▶ **TASK**
Each line that holds the word "Специальные" counts once. Give the total number of such lines and nothing else.

━━━ TASK DATA

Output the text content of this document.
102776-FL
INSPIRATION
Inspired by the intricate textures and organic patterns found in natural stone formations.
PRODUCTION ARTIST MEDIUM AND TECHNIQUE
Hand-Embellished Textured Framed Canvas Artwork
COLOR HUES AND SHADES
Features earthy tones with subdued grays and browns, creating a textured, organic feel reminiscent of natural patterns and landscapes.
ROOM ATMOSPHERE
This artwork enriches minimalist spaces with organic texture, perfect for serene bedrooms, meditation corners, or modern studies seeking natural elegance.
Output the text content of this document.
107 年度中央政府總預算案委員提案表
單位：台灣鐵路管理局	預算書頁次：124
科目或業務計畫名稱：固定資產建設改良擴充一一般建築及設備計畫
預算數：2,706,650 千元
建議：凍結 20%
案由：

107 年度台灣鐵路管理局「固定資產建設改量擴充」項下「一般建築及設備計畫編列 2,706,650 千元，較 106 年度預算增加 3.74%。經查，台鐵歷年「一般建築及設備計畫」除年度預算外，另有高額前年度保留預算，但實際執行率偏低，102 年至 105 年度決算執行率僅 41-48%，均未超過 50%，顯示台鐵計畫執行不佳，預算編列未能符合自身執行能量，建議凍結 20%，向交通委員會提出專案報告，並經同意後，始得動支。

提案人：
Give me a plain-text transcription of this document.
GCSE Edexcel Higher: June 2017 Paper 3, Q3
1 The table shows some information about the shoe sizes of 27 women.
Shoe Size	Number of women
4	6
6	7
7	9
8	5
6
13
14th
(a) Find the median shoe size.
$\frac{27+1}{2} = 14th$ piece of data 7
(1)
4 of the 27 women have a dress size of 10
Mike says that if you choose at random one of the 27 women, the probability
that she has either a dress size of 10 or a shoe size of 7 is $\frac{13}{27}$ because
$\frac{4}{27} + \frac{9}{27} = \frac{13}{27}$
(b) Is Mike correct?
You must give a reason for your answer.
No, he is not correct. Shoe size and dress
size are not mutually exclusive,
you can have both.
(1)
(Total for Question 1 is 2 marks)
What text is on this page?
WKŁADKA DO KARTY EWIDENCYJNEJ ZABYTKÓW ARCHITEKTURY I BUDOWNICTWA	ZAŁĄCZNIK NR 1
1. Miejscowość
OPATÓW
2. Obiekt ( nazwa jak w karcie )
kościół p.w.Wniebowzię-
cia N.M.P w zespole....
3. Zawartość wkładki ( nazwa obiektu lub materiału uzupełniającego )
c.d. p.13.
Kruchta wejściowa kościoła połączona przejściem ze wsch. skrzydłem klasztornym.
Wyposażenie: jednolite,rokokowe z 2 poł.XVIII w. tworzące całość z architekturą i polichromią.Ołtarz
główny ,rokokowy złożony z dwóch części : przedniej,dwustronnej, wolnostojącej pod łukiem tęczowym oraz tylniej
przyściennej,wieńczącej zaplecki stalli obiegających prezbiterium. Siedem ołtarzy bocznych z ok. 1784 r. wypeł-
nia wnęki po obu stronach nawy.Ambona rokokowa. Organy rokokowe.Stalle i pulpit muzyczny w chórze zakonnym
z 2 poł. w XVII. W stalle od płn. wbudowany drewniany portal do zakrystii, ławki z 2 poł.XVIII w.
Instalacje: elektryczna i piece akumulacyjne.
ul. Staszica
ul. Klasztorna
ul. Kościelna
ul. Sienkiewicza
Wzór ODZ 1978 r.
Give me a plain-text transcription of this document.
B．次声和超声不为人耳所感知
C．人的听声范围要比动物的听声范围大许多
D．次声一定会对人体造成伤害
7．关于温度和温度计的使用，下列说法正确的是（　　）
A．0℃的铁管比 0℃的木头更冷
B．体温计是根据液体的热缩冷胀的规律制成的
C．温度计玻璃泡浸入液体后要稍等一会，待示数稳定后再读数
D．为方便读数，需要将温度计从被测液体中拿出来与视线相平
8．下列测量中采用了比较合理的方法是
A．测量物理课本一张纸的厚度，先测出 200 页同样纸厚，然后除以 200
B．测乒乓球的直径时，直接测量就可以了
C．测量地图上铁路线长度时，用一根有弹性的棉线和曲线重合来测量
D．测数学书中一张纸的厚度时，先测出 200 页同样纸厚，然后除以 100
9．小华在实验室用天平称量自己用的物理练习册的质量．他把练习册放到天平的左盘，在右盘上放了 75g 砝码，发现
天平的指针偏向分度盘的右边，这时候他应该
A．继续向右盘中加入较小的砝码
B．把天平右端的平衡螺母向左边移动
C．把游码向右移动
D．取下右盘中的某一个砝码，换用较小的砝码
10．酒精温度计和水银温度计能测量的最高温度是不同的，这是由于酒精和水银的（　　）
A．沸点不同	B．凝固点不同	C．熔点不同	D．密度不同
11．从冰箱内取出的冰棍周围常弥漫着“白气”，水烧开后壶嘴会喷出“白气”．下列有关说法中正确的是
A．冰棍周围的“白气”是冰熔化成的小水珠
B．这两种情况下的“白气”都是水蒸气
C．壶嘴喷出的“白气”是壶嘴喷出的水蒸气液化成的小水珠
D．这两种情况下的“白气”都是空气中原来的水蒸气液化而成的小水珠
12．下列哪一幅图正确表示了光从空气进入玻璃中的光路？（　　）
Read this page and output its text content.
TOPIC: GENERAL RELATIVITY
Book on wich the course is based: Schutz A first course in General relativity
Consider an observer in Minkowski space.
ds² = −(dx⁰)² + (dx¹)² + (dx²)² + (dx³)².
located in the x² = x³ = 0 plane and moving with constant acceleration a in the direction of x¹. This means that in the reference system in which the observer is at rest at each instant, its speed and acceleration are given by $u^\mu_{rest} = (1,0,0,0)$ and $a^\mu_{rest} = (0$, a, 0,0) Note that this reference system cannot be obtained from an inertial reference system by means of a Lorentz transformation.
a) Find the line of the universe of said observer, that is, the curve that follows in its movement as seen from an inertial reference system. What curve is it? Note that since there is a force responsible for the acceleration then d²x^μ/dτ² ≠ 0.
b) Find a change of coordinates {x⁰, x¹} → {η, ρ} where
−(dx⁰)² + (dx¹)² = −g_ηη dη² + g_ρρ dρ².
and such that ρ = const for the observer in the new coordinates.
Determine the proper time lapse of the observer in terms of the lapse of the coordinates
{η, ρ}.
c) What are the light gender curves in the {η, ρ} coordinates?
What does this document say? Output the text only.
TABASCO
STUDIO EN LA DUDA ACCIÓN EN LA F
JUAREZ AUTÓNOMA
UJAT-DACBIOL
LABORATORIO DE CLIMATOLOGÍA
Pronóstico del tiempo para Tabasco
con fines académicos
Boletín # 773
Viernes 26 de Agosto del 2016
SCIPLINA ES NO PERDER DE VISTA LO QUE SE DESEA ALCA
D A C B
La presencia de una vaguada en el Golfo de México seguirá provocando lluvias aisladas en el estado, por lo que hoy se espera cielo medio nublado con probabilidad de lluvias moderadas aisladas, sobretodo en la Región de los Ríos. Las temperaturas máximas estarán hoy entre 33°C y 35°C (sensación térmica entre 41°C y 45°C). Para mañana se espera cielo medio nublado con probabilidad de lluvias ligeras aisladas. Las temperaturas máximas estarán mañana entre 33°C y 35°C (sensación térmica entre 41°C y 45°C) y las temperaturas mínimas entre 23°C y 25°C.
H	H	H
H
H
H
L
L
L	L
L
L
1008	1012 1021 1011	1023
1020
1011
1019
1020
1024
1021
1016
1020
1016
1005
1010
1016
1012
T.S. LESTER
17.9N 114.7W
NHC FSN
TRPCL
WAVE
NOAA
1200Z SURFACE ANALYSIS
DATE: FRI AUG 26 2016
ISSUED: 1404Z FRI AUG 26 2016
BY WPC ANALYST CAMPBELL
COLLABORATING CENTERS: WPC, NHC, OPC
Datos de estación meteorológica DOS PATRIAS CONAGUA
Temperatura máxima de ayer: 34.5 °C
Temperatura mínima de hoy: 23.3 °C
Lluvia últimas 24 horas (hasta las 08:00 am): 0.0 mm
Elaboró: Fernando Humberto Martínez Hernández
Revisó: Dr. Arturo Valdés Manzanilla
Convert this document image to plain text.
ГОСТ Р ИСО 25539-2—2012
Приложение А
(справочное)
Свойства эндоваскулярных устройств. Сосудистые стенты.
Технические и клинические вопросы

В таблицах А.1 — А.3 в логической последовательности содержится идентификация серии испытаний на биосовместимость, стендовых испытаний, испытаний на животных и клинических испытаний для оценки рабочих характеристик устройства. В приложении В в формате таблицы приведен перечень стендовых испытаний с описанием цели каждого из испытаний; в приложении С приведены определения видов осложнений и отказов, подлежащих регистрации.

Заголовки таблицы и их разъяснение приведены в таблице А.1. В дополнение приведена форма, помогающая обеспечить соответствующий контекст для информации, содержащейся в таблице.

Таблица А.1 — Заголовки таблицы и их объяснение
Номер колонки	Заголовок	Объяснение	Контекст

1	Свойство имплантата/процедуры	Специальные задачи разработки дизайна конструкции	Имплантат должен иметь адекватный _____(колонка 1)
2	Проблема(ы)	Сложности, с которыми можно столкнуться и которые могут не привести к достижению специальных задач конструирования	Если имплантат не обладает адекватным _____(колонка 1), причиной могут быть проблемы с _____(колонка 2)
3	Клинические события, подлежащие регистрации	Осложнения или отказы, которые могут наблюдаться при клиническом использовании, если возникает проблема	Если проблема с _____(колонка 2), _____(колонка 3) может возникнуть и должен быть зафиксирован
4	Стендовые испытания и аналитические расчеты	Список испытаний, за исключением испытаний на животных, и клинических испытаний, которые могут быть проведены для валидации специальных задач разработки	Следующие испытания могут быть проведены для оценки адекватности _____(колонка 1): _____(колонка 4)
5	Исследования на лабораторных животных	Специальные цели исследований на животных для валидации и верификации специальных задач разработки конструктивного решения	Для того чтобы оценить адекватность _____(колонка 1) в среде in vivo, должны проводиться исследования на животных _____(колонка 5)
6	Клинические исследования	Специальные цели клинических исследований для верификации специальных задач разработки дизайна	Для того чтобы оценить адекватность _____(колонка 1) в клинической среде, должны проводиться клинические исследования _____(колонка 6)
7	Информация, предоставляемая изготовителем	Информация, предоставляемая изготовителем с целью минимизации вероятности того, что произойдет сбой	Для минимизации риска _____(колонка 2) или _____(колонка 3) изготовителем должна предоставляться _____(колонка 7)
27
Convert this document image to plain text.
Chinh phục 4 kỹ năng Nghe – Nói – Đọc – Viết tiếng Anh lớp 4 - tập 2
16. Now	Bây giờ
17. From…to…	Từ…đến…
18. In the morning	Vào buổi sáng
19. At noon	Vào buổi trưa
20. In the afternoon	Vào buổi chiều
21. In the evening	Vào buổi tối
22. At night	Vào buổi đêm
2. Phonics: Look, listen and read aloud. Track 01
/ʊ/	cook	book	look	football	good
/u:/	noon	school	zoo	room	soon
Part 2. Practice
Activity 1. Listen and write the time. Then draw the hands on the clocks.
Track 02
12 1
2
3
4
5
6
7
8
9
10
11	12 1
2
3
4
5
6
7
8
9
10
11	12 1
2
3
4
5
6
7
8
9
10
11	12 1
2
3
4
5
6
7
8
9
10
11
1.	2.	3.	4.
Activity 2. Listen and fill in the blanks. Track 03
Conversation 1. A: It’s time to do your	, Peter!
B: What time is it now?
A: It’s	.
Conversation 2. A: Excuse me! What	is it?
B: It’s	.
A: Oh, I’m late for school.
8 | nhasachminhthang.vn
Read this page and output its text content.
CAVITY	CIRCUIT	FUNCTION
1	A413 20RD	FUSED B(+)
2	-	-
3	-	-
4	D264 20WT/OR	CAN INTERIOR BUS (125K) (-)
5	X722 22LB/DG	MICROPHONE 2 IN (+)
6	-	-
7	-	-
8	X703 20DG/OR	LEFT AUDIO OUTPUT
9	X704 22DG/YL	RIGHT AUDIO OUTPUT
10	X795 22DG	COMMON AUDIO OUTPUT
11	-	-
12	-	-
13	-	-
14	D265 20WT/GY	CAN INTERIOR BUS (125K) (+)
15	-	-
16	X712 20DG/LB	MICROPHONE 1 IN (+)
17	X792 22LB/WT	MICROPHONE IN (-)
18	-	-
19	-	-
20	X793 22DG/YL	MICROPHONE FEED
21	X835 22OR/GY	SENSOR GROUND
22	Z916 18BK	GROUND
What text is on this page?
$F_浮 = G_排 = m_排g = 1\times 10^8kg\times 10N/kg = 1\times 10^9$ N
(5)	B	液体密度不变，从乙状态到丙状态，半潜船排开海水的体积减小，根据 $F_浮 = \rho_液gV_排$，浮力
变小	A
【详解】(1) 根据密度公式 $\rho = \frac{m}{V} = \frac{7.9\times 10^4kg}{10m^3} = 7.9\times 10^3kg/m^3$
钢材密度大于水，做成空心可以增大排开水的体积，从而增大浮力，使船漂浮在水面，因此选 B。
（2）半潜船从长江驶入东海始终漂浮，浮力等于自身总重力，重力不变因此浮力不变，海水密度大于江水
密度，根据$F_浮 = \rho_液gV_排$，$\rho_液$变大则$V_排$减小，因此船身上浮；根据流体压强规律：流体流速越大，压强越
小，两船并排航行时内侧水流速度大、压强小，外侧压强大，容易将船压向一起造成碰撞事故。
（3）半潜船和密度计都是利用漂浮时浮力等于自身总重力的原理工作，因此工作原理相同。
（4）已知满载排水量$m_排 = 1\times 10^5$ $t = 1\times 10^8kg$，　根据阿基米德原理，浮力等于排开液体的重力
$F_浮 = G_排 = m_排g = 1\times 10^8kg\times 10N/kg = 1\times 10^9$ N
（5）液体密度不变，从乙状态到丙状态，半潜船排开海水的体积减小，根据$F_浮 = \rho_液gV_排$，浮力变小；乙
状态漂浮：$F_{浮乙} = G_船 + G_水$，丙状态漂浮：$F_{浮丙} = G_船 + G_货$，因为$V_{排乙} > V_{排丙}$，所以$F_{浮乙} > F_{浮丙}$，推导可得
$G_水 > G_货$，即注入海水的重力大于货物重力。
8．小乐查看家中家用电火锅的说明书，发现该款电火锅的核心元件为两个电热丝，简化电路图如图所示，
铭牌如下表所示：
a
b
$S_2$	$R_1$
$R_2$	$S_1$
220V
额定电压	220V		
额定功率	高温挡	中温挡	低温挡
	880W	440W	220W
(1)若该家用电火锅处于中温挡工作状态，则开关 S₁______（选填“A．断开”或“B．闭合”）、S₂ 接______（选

━━━━━━

▶ **EXPECTED ANSWER**
3